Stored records

--------

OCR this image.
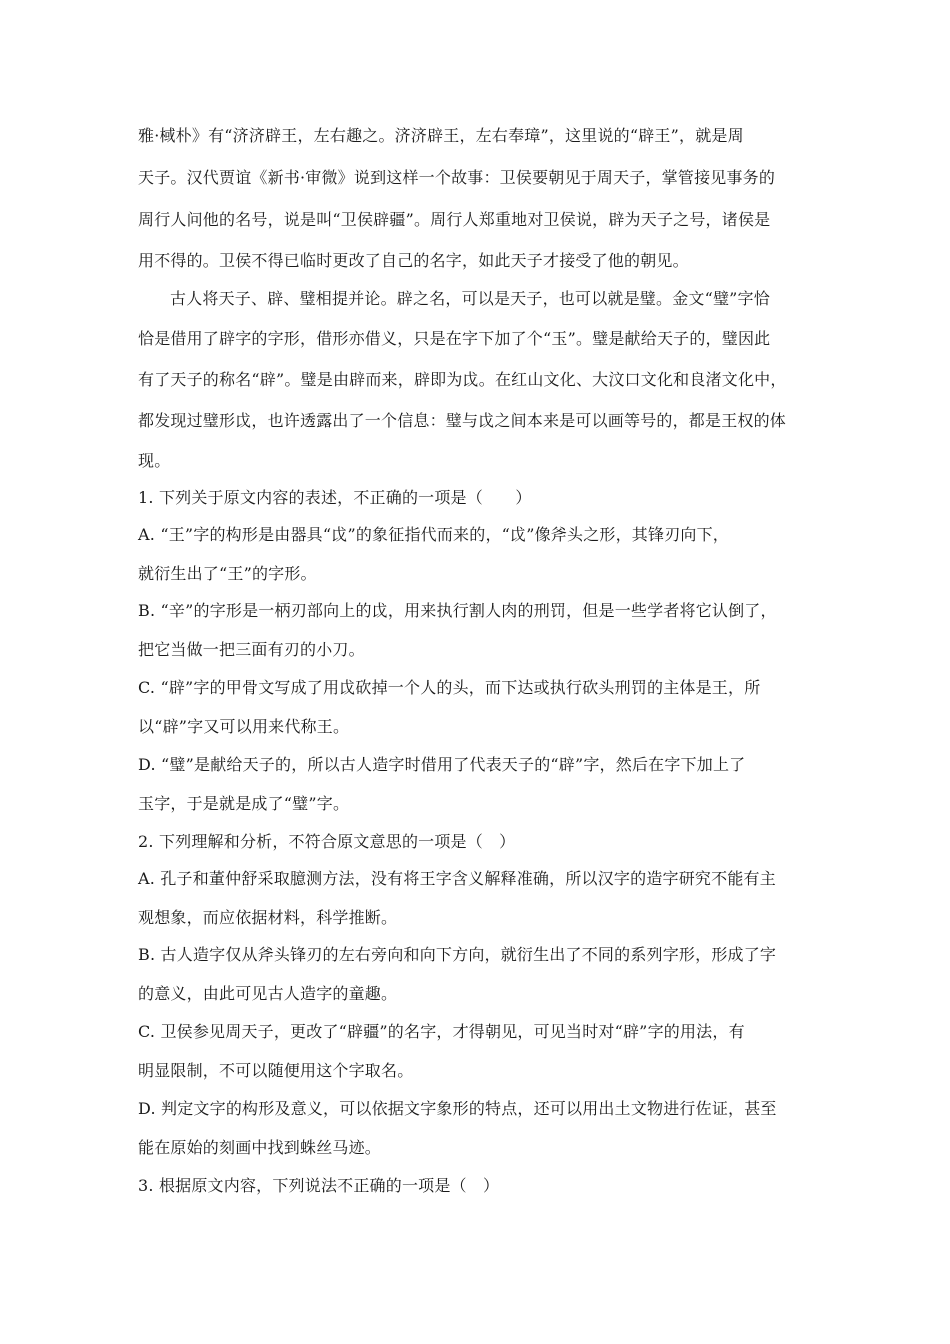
雅·棫朴》有“济济辟王，左右趣之。济济辟王，左右奉璋”，这里说的“辟王”，就是周
天子。汉代贾谊《新书·审微》说到这样一个故事：卫侯要朝见于周天子，掌管接见事务的
周行人问他的名号，说是叫“卫侯辟疆”。周行人郑重地对卫侯说，辟为天子之号，诸侯是
用不得的。卫侯不得已临时更改了自己的名字，如此天子才接受了他的朝见。
古人将天子、辟、璧相提并论。辟之名，可以是天子，也可以就是璧。金文“璧”字恰
恰是借用了辟字的字形，借形亦借义，只是在字下加了个“玉”。璧是献给天子的，璧因此
有了天子的称名“辟”。璧是由辟而来，辟即为戉。在红山文化、大汶口文化和良渚文化中，
都发现过璧形戉，也许透露出了一个信息：璧与戉之间本来是可以画等号的，都是王权的体
现。
1. 下列关于原文内容的表述，不正确的一项是（　　）
A. “王”字的构形是由器具“戉”的象征指代而来的，“戉”像斧头之形，其锋刃向下，
就衍生出了“王”的字形。
B. “辛”的字形是一柄刃部向上的戉，用来执行割人肉的刑罚，但是一些学者将它认倒了，
把它当做一把三面有刃的小刀。
C. “辟”字的甲骨文写成了用戉砍掉一个人的头，而下达或执行砍头刑罚的主体是王，所
以“辟”字又可以用来代称王。
D. “璧”是献给天子的，所以古人造字时借用了代表天子的“辟”字，然后在字下加上了
玉字，于是就是成了“璧”字。
2. 下列理解和分析，不符合原文意思的一项是（　）
A. 孔子和董仲舒采取臆测方法，没有将王字含义解释准确，所以汉字的造字研究不能有主
观想象，而应依据材料，科学推断。
B. 古人造字仅从斧头锋刃的左右旁向和向下方向，就衍生出了不同的系列字形，形成了字
的意义，由此可见古人造字的童趣。
C. 卫侯参见周天子，更改了“辟疆”的名字，才得朝见，可见当时对“辟”字的用法，有
明显限制，不可以随便用这个字取名。
D. 判定文字的构形及意义，可以依据文字象形的特点，还可以用出土文物进行佐证，甚至
能在原始的刻画中找到蛛丝马迹。
3. 根据原文内容，下列说法不正确的一项是（　）
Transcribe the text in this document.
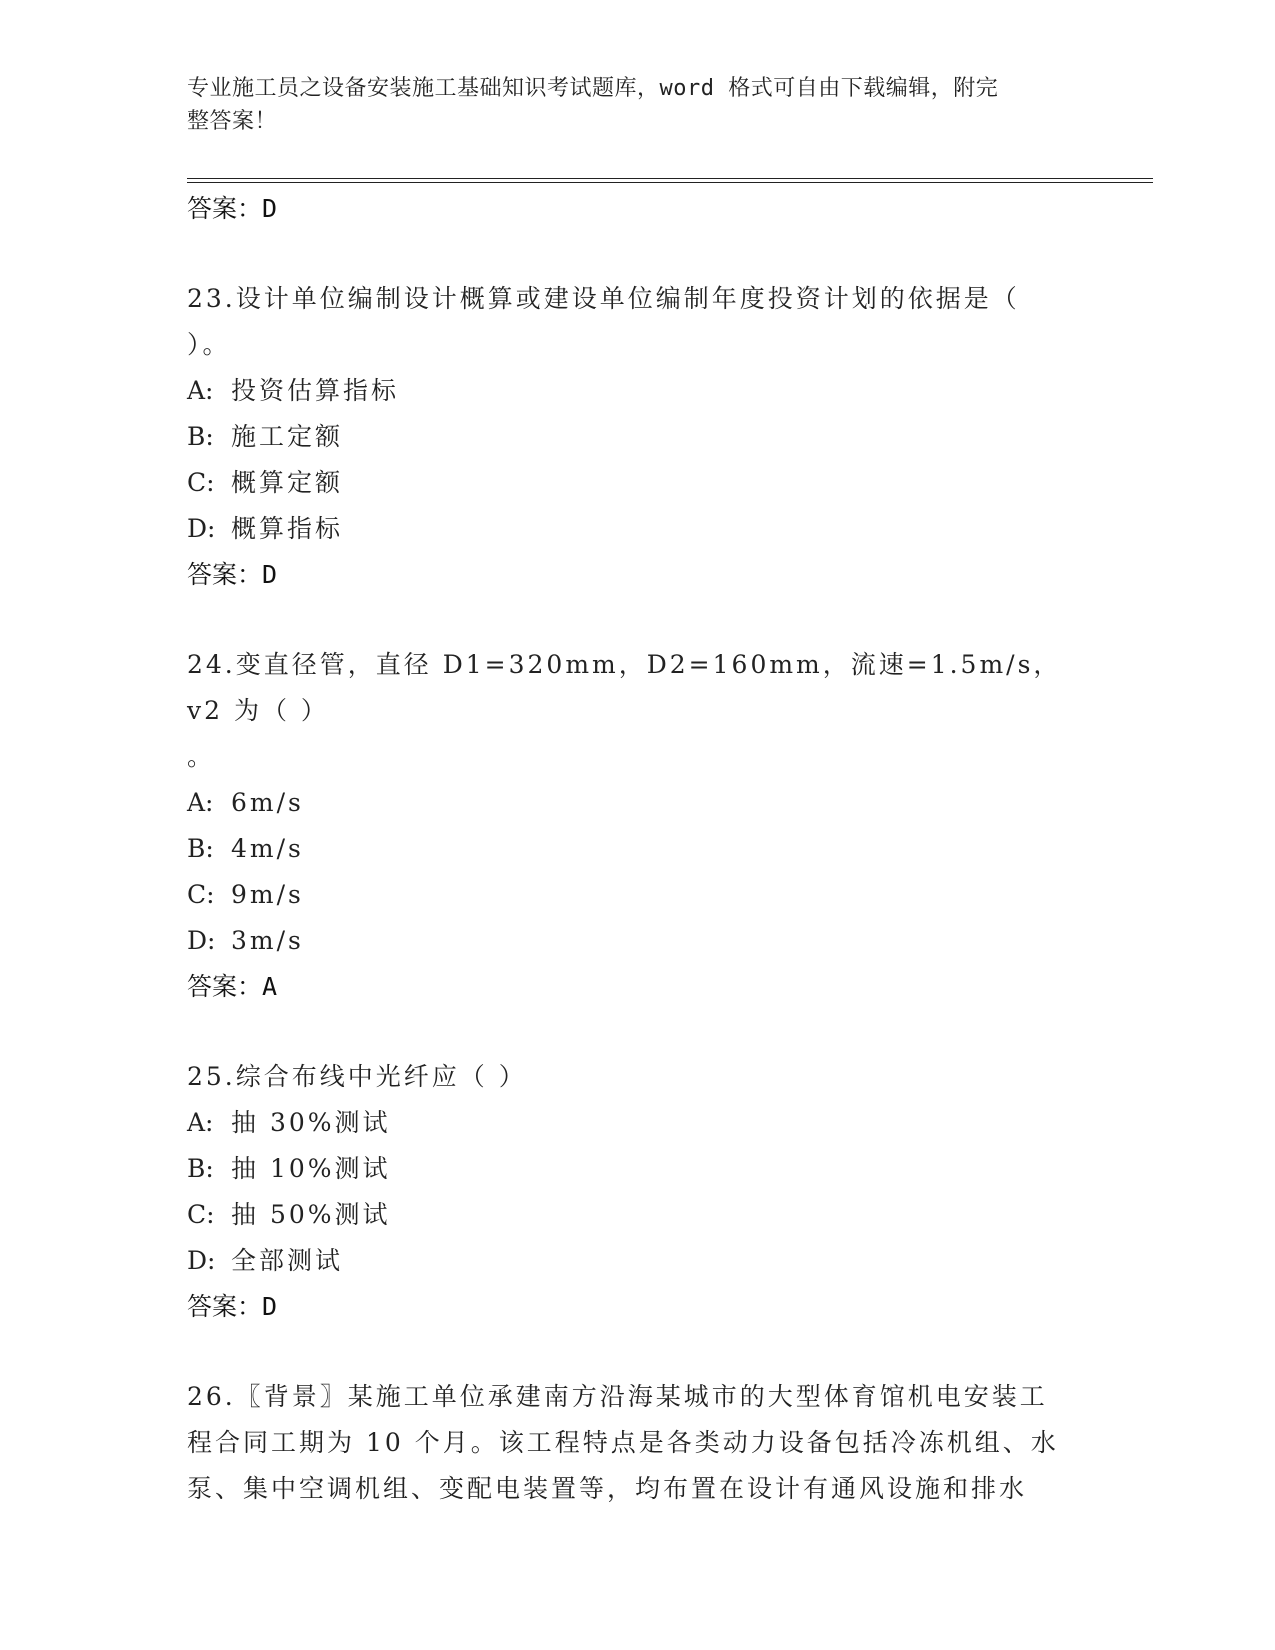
专业施工员之设备安装施工基础知识考试题库，word 格式可自由下载编辑，附完
整答案！
答案：D
23.设计单位编制设计概算或建设单位编制年度投资计划的依据是（
）。
A: 投资估算指标
B: 施工定额
C: 概算定额
D: 概算指标
答案：D
24.变直径管，直径 D1=320mm，D2=160mm，流速=1.5m/s，v2 为（ ）
。
A: 6m/s
B: 4m/s
C: 9m/s
D: 3m/s
答案：A
25.综合布线中光纤应（ ）
A: 抽 30%测试
B: 抽 10%测试
C: 抽 50%测试
D: 全部测试
答案：D
26.〖背景〗某施工单位承建南方沿海某城市的大型体育馆机电安装工
程合同工期为 10 个月。该工程特点是各类动力设备包括冷冻机组、水
泵、集中空调机组、变配电装置等，均布置在设计有通风设施和排水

--------

**Problem to solve:**
Each record above must be returned exactly as written, with its pictures omitted.

**Task result:**
OCR this image.
雅·棫朴》有“济济辟王，左右趣之。济济辟王，左右奉璋”，这里说的“辟王”，就是周
天子。汉代贾谊《新书·审微》说到这样一个故事：卫侯要朝见于周天子，掌管接见事务的
周行人问他的名号，说是叫“卫侯辟疆”。周行人郑重地对卫侯说，辟为天子之号，诸侯是
用不得的。卫侯不得已临时更改了自己的名字，如此天子才接受了他的朝见。
古人将天子、辟、璧相提并论。辟之名，可以是天子，也可以就是璧。金文“璧”字恰
恰是借用了辟字的字形，借形亦借义，只是在字下加了个“玉”。璧是献给天子的，璧因此
有了天子的称名“辟”。璧是由辟而来，辟即为戉。在红山文化、大汶口文化和良渚文化中，
都发现过璧形戉，也许透露出了一个信息：璧与戉之间本来是可以画等号的，都是王权的体
现。
1. 下列关于原文内容的表述，不正确的一项是（　　）
A. “王”字的构形是由器具“戉”的象征指代而来的，“戉”像斧头之形，其锋刃向下，
就衍生出了“王”的字形。
B. “辛”的字形是一柄刃部向上的戉，用来执行割人肉的刑罚，但是一些学者将它认倒了，
把它当做一把三面有刃的小刀。
C. “辟”字的甲骨文写成了用戉砍掉一个人的头，而下达或执行砍头刑罚的主体是王，所
以“辟”字又可以用来代称王。
D. “璧”是献给天子的，所以古人造字时借用了代表天子的“辟”字，然后在字下加上了
玉字，于是就是成了“璧”字。
2. 下列理解和分析，不符合原文意思的一项是（　）
A. 孔子和董仲舒采取臆测方法，没有将王字含义解释准确，所以汉字的造字研究不能有主
观想象，而应依据材料，科学推断。
B. 古人造字仅从斧头锋刃的左右旁向和向下方向，就衍生出了不同的系列字形，形成了字
的意义，由此可见古人造字的童趣。
C. 卫侯参见周天子，更改了“辟疆”的名字，才得朝见，可见当时对“辟”字的用法，有
明显限制，不可以随便用这个字取名。
D. 判定文字的构形及意义，可以依据文字象形的特点，还可以用出土文物进行佐证，甚至
能在原始的刻画中找到蛛丝马迹。
3. 根据原文内容，下列说法不正确的一项是（　）
Transcribe the text in this document.
专业施工员之设备安装施工基础知识考试题库，word 格式可自由下载编辑，附完
整答案！
答案：D
23.设计单位编制设计概算或建设单位编制年度投资计划的依据是（
）。
A: 投资估算指标
B: 施工定额
C: 概算定额
D: 概算指标
答案：D
24.变直径管，直径 D1=320mm，D2=160mm，流速=1.5m/s，v2 为（ ）
。
A: 6m/s
B: 4m/s
C: 9m/s
D: 3m/s
答案：A
25.综合布线中光纤应（ ）
A: 抽 30%测试
B: 抽 10%测试
C: 抽 50%测试
D: 全部测试
答案：D
26.〖背景〗某施工单位承建南方沿海某城市的大型体育馆机电安装工
程合同工期为 10 个月。该工程特点是各类动力设备包括冷冻机组、水
泵、集中空调机组、变配电装置等，均布置在设计有通风设施和排水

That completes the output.